Pick out each line in these entries that contains the string "которых".

▬▬▬▬▬▬▬▬▬▬

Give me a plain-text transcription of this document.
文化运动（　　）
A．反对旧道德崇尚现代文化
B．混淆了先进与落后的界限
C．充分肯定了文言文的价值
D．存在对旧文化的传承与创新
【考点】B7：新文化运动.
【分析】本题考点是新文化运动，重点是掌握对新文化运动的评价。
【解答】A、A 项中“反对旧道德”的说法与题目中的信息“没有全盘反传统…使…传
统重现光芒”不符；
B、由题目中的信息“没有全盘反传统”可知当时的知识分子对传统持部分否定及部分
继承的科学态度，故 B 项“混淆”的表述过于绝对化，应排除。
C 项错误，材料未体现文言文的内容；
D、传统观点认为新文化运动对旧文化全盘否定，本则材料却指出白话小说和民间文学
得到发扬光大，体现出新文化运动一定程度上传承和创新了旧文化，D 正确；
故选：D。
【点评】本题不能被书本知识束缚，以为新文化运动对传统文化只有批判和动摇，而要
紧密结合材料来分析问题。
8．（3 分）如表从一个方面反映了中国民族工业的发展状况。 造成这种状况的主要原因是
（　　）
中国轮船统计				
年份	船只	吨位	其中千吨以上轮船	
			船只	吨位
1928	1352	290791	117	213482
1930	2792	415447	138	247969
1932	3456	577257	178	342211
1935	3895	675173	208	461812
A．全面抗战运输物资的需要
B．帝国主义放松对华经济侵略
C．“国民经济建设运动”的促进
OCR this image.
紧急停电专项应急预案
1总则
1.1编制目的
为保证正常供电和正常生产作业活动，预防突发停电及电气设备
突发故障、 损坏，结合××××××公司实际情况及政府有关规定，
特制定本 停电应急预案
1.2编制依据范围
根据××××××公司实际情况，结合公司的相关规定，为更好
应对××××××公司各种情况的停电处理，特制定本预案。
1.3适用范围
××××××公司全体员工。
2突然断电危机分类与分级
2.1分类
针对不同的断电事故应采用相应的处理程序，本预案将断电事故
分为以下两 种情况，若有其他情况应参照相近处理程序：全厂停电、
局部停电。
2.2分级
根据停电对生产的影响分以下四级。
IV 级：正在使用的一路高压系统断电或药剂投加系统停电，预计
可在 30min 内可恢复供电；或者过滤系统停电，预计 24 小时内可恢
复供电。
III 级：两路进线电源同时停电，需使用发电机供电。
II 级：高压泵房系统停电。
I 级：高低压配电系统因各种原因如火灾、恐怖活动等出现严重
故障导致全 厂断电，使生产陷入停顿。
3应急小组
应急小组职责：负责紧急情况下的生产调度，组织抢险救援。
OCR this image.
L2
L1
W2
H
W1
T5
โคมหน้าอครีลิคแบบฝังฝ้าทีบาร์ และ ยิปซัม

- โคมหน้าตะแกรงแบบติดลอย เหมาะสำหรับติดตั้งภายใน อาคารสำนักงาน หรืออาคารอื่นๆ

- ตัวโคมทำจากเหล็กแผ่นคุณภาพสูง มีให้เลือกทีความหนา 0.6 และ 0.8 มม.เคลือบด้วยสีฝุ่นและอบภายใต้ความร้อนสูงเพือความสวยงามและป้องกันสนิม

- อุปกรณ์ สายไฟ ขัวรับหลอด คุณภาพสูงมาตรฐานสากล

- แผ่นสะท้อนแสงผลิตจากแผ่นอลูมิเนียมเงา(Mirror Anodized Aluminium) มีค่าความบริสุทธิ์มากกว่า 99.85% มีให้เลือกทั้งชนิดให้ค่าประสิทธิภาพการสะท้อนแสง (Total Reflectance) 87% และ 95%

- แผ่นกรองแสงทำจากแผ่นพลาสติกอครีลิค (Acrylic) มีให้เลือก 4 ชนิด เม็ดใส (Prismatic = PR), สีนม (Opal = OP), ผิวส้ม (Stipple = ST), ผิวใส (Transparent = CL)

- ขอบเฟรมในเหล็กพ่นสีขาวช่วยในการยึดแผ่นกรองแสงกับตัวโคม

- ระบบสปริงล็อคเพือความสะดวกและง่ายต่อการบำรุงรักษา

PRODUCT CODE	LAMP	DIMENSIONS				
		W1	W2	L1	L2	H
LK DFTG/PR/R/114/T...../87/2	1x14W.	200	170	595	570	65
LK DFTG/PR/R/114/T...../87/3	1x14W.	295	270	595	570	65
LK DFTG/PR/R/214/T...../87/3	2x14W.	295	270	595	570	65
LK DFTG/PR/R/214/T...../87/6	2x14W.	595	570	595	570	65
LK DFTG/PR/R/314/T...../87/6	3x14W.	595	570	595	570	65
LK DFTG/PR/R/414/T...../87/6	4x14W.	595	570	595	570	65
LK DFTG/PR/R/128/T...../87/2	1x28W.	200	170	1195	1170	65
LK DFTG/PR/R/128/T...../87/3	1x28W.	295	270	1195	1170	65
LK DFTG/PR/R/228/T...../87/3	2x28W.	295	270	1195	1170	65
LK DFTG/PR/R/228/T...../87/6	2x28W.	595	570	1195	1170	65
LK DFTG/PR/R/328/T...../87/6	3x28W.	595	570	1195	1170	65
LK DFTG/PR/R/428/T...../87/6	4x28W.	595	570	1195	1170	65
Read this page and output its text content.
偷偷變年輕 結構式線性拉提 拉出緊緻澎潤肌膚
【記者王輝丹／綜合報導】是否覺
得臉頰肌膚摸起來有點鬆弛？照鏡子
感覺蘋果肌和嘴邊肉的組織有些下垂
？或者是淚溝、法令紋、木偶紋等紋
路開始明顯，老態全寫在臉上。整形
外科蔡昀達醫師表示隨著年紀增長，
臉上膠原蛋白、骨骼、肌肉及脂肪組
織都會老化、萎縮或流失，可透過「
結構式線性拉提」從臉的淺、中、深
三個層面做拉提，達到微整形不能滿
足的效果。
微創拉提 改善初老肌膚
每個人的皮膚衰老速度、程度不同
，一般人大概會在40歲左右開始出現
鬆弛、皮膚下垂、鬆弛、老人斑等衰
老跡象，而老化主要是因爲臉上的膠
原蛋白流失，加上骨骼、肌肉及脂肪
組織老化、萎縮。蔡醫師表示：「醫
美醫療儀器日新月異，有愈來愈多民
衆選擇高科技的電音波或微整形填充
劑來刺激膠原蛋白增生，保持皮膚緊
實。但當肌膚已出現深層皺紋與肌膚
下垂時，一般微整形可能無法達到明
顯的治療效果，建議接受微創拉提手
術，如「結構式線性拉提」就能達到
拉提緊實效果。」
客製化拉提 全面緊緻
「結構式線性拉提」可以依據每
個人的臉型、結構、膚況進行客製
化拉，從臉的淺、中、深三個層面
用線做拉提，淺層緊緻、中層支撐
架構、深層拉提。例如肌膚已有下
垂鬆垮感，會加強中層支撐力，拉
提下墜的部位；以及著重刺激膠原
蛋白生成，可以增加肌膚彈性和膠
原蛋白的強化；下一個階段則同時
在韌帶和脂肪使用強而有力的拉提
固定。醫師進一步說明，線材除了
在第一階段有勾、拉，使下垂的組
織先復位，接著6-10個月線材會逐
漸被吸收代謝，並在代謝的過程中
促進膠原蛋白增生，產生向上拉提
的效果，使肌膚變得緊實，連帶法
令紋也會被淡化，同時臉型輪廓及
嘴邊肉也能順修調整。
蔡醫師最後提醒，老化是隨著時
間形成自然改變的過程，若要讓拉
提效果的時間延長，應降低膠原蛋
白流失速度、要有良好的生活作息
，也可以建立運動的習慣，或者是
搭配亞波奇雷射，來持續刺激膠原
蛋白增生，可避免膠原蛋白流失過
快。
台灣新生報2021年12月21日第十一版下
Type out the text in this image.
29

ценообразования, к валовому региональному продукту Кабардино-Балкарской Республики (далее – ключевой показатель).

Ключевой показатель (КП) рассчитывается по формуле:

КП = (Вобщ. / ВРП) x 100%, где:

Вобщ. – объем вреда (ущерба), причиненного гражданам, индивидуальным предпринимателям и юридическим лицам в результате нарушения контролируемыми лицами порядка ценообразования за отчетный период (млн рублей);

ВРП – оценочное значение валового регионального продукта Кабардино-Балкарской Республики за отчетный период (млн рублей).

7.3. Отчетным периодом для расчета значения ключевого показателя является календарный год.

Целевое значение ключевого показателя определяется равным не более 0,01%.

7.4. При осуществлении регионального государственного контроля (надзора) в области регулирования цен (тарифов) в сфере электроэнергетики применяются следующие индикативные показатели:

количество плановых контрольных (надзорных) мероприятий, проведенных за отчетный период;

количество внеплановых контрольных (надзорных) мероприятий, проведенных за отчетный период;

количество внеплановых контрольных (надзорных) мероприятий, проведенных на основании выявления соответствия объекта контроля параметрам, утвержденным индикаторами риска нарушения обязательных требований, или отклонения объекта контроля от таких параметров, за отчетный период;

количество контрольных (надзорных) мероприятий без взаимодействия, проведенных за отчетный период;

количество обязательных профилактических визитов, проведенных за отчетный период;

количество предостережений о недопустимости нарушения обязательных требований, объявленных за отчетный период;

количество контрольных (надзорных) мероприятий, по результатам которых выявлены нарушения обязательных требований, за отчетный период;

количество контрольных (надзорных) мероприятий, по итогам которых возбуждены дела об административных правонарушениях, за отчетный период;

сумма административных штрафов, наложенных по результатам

▬▬▬▬▬▬▬▬▬▬

Correct output =
количество контрольных (надзорных) мероприятий, по результатам которых выявлены нарушения обязательных требований, за отчетный период;
количество контрольных (надзорных) мероприятий, по итогам которых возбуждены дела об административных правонарушениях, за отчетный период;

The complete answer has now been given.